Dataset rows:
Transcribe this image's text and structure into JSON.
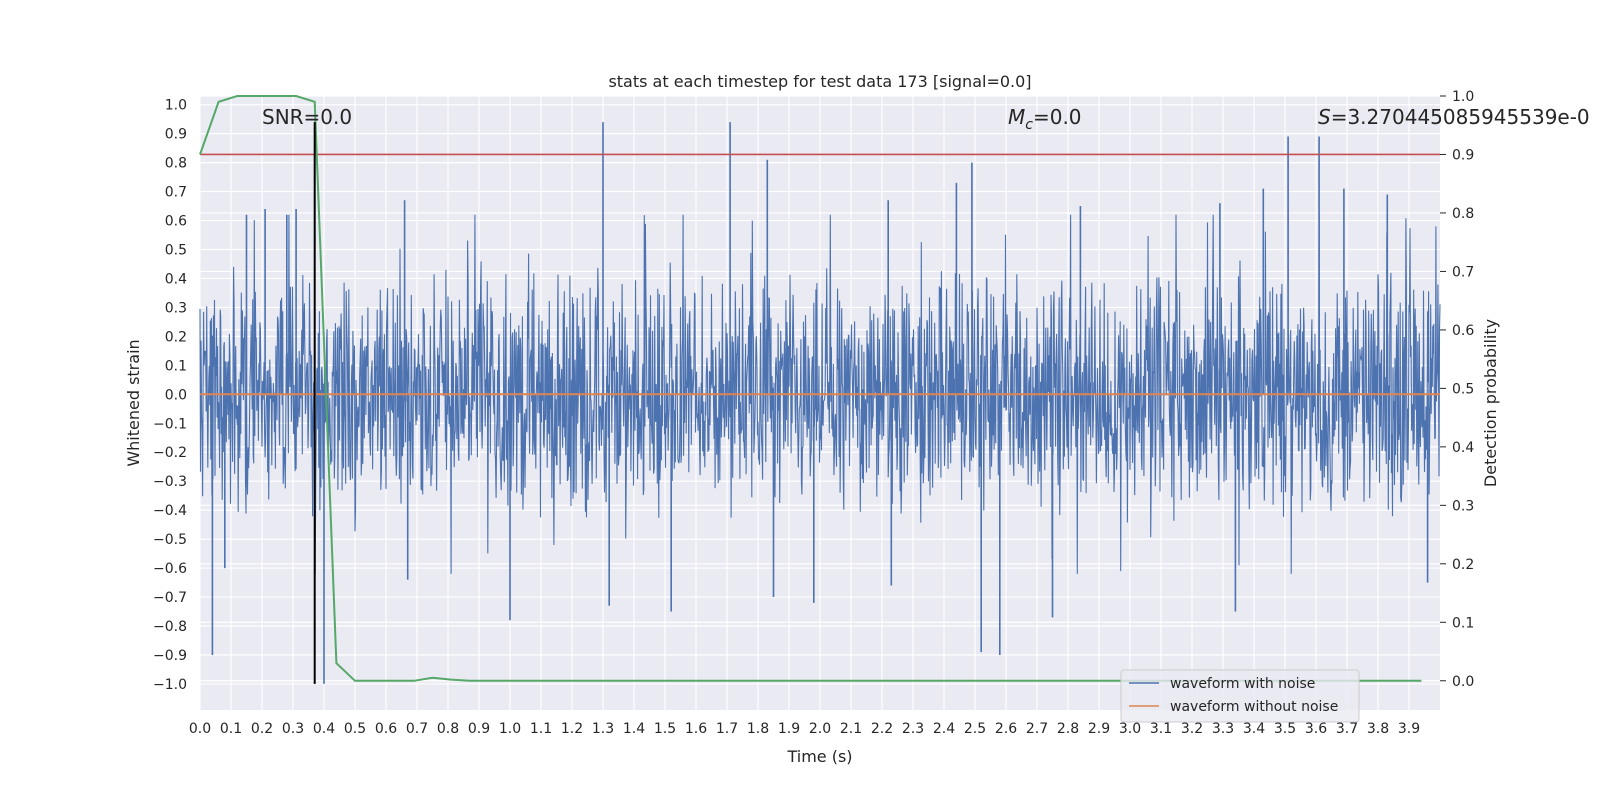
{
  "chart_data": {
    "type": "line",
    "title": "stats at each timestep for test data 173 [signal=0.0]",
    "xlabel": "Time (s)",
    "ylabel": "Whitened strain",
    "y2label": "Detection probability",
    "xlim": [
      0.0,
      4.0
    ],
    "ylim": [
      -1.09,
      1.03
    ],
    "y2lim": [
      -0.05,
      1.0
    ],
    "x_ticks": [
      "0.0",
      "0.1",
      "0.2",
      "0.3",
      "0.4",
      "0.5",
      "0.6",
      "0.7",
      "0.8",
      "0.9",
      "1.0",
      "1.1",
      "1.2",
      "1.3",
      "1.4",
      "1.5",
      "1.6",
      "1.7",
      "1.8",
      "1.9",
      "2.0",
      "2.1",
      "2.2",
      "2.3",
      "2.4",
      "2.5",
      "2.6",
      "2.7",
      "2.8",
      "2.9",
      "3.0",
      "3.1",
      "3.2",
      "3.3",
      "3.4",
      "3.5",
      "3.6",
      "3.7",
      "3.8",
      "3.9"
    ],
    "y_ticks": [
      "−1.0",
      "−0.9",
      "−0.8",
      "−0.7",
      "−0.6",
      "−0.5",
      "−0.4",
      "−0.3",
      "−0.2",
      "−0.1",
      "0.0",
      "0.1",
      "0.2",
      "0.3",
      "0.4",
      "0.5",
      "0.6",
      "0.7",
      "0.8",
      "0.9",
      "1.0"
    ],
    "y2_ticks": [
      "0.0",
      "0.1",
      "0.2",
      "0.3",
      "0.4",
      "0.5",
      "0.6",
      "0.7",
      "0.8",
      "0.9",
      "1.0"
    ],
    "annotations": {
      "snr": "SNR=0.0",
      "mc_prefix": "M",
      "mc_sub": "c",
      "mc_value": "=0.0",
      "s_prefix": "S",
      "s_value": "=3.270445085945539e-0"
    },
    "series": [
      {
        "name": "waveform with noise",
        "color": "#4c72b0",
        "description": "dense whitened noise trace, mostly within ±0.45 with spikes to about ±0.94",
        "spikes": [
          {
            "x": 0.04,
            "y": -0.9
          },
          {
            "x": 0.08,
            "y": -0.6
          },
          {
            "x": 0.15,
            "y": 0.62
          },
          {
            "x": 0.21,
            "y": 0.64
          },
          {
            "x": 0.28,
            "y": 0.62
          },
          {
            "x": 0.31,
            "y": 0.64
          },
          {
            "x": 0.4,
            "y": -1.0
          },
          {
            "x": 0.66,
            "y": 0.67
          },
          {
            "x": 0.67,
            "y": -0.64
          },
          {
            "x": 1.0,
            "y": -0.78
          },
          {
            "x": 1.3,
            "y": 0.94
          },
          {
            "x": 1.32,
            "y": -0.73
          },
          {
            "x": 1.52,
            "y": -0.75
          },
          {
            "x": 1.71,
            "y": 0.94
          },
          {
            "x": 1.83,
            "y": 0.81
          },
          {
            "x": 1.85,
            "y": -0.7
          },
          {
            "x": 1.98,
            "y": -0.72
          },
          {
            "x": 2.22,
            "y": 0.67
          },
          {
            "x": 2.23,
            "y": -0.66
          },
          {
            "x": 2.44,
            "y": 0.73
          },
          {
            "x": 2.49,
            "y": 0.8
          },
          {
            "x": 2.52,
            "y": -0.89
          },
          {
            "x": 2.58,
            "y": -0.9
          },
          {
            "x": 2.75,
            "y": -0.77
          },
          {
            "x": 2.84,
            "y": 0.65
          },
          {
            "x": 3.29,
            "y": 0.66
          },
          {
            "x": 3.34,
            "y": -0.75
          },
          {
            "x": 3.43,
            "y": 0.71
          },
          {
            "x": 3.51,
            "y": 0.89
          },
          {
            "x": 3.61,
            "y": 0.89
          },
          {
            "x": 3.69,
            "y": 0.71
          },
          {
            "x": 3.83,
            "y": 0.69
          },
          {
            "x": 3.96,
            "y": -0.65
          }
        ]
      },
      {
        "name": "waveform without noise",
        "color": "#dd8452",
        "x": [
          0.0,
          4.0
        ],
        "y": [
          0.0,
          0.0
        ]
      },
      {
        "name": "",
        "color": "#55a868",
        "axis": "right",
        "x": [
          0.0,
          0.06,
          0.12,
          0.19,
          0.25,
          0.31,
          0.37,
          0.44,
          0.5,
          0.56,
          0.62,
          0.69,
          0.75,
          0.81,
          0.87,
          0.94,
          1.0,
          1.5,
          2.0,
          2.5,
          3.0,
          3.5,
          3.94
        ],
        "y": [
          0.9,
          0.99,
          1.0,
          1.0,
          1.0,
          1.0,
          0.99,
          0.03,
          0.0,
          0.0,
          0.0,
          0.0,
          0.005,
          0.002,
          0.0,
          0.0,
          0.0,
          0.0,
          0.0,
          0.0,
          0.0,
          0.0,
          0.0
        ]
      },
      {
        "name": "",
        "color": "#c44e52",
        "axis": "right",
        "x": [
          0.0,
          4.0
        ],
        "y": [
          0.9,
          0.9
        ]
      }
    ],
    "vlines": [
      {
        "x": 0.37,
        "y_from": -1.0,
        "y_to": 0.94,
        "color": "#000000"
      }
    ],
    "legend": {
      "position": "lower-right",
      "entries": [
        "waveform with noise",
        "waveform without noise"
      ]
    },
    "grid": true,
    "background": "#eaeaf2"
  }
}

### WHAT YOU HAVE TO DO
With the pictures left out, transcribe the material exactly.

### EXERCISE ANSWER
Transcribe this image's text and structure into JSON.
{
  "chart_data": {
    "type": "line",
    "title": "stats at each timestep for test data 173 [signal=0.0]",
    "xlabel": "Time (s)",
    "ylabel": "Whitened strain",
    "y2label": "Detection probability",
    "xlim": [
      0.0,
      4.0
    ],
    "ylim": [
      -1.09,
      1.03
    ],
    "y2lim": [
      -0.05,
      1.0
    ],
    "x_ticks": [
      "0.0",
      "0.1",
      "0.2",
      "0.3",
      "0.4",
      "0.5",
      "0.6",
      "0.7",
      "0.8",
      "0.9",
      "1.0",
      "1.1",
      "1.2",
      "1.3",
      "1.4",
      "1.5",
      "1.6",
      "1.7",
      "1.8",
      "1.9",
      "2.0",
      "2.1",
      "2.2",
      "2.3",
      "2.4",
      "2.5",
      "2.6",
      "2.7",
      "2.8",
      "2.9",
      "3.0",
      "3.1",
      "3.2",
      "3.3",
      "3.4",
      "3.5",
      "3.6",
      "3.7",
      "3.8",
      "3.9"
    ],
    "y_ticks": [
      "−1.0",
      "−0.9",
      "−0.8",
      "−0.7",
      "−0.6",
      "−0.5",
      "−0.4",
      "−0.3",
      "−0.2",
      "−0.1",
      "0.0",
      "0.1",
      "0.2",
      "0.3",
      "0.4",
      "0.5",
      "0.6",
      "0.7",
      "0.8",
      "0.9",
      "1.0"
    ],
    "y2_ticks": [
      "0.0",
      "0.1",
      "0.2",
      "0.3",
      "0.4",
      "0.5",
      "0.6",
      "0.7",
      "0.8",
      "0.9",
      "1.0"
    ],
    "annotations": {
      "snr": "SNR=0.0",
      "mc_prefix": "M",
      "mc_sub": "c",
      "mc_value": "=0.0",
      "s_prefix": "S",
      "s_value": "=3.270445085945539e-0"
    },
    "series": [
      {
        "name": "waveform with noise",
        "color": "#4c72b0",
        "description": "dense whitened noise trace, mostly within ±0.45 with spikes to about ±0.94",
        "spikes": [
          {
            "x": 0.04,
            "y": -0.9
          },
          {
            "x": 0.08,
            "y": -0.6
          },
          {
            "x": 0.15,
            "y": 0.62
          },
          {
            "x": 0.21,
            "y": 0.64
          },
          {
            "x": 0.28,
            "y": 0.62
          },
          {
            "x": 0.31,
            "y": 0.64
          },
          {
            "x": 0.4,
            "y": -1.0
          },
          {
            "x": 0.66,
            "y": 0.67
          },
          {
            "x": 0.67,
            "y": -0.64
          },
          {
            "x": 1.0,
            "y": -0.78
          },
          {
            "x": 1.3,
            "y": 0.94
          },
          {
            "x": 1.32,
            "y": -0.73
          },
          {
            "x": 1.52,
            "y": -0.75
          },
          {
            "x": 1.71,
            "y": 0.94
          },
          {
            "x": 1.83,
            "y": 0.81
          },
          {
            "x": 1.85,
            "y": -0.7
          },
          {
            "x": 1.98,
            "y": -0.72
          },
          {
            "x": 2.22,
            "y": 0.67
          },
          {
            "x": 2.23,
            "y": -0.66
          },
          {
            "x": 2.44,
            "y": 0.73
          },
          {
            "x": 2.49,
            "y": 0.8
          },
          {
            "x": 2.52,
            "y": -0.89
          },
          {
            "x": 2.58,
            "y": -0.9
          },
          {
            "x": 2.75,
            "y": -0.77
          },
          {
            "x": 2.84,
            "y": 0.65
          },
          {
            "x": 3.29,
            "y": 0.66
          },
          {
            "x": 3.34,
            "y": -0.75
          },
          {
            "x": 3.43,
            "y": 0.71
          },
          {
            "x": 3.51,
            "y": 0.89
          },
          {
            "x": 3.61,
            "y": 0.89
          },
          {
            "x": 3.69,
            "y": 0.71
          },
          {
            "x": 3.83,
            "y": 0.69
          },
          {
            "x": 3.96,
            "y": -0.65
          }
        ]
      },
      {
        "name": "waveform without noise",
        "color": "#dd8452",
        "x": [
          0.0,
          4.0
        ],
        "y": [
          0.0,
          0.0
        ]
      },
      {
        "name": "",
        "color": "#55a868",
        "axis": "right",
        "x": [
          0.0,
          0.06,
          0.12,
          0.19,
          0.25,
          0.31,
          0.37,
          0.44,
          0.5,
          0.56,
          0.62,
          0.69,
          0.75,
          0.81,
          0.87,
          0.94,
          1.0,
          1.5,
          2.0,
          2.5,
          3.0,
          3.5,
          3.94
        ],
        "y": [
          0.9,
          0.99,
          1.0,
          1.0,
          1.0,
          1.0,
          0.99,
          0.03,
          0.0,
          0.0,
          0.0,
          0.0,
          0.005,
          0.002,
          0.0,
          0.0,
          0.0,
          0.0,
          0.0,
          0.0,
          0.0,
          0.0,
          0.0
        ]
      },
      {
        "name": "",
        "color": "#c44e52",
        "axis": "right",
        "x": [
          0.0,
          4.0
        ],
        "y": [
          0.9,
          0.9
        ]
      }
    ],
    "vlines": [
      {
        "x": 0.37,
        "y_from": -1.0,
        "y_to": 0.94,
        "color": "#000000"
      }
    ],
    "legend": {
      "position": "lower-right",
      "entries": [
        "waveform with noise",
        "waveform without noise"
      ]
    },
    "grid": true,
    "background": "#eaeaf2"
  }
}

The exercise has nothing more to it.